(Stored entries)
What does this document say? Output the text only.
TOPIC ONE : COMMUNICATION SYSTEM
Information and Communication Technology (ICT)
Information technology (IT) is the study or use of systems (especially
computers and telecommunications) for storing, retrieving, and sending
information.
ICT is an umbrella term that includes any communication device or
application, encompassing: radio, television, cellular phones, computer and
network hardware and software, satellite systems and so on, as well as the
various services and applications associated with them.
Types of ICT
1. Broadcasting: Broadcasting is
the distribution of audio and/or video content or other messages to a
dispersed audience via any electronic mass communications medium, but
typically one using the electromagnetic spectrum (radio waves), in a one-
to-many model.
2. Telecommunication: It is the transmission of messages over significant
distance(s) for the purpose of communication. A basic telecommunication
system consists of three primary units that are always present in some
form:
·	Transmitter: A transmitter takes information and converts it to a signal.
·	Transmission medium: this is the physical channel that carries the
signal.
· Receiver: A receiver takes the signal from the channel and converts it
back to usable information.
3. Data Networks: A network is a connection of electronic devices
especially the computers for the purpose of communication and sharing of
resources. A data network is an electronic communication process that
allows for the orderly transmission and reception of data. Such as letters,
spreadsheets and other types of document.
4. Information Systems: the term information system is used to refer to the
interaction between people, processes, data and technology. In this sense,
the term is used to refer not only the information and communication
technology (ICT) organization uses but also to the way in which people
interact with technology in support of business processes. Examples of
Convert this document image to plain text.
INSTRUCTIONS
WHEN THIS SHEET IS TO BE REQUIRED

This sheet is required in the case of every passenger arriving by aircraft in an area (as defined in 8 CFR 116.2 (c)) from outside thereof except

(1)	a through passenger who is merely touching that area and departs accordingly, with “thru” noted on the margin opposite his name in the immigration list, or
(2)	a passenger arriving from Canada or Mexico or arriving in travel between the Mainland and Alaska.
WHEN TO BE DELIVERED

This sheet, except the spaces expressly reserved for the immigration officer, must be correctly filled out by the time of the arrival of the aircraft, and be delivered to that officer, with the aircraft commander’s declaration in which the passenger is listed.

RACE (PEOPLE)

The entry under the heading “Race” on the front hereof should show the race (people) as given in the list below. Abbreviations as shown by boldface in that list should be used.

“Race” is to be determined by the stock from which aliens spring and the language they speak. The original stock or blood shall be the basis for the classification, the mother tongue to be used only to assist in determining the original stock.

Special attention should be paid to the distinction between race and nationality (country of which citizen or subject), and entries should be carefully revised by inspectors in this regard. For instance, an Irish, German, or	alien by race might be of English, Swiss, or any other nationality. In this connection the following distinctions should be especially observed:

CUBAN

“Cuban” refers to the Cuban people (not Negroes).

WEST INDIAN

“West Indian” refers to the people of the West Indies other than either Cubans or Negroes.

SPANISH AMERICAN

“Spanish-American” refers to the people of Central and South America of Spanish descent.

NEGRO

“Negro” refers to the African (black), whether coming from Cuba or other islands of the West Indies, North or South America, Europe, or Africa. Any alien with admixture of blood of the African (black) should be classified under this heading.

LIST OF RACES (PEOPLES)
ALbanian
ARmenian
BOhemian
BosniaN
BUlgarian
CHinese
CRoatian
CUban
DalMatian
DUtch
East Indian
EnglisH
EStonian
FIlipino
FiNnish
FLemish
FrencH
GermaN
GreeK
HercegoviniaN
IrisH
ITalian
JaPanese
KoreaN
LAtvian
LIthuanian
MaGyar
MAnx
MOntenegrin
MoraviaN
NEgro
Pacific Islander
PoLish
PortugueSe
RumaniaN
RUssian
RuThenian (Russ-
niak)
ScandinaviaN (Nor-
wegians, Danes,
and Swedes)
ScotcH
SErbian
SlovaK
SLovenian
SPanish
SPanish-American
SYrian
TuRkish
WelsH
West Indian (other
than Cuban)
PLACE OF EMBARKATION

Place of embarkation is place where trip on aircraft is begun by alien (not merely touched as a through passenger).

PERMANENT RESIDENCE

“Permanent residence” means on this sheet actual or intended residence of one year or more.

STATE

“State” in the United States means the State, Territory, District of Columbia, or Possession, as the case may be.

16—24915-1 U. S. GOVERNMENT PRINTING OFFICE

WHAT THE EXERCISE ASKS: Find the lines holding "especially" and list every one.

THE OUTPUT:
Information technology (IT) is the study or use of systems (especially
especially the computers for the purpose of communication and sharing of
Special attention should be paid to the distinction between race and nationality (country of which citizen or subject), and entries should be carefully revised by inspectors in this regard. For instance, an Irish, German, or	alien by race might be of English, Swiss, or any other nationality. In this connection the following distinctions should be especially observed:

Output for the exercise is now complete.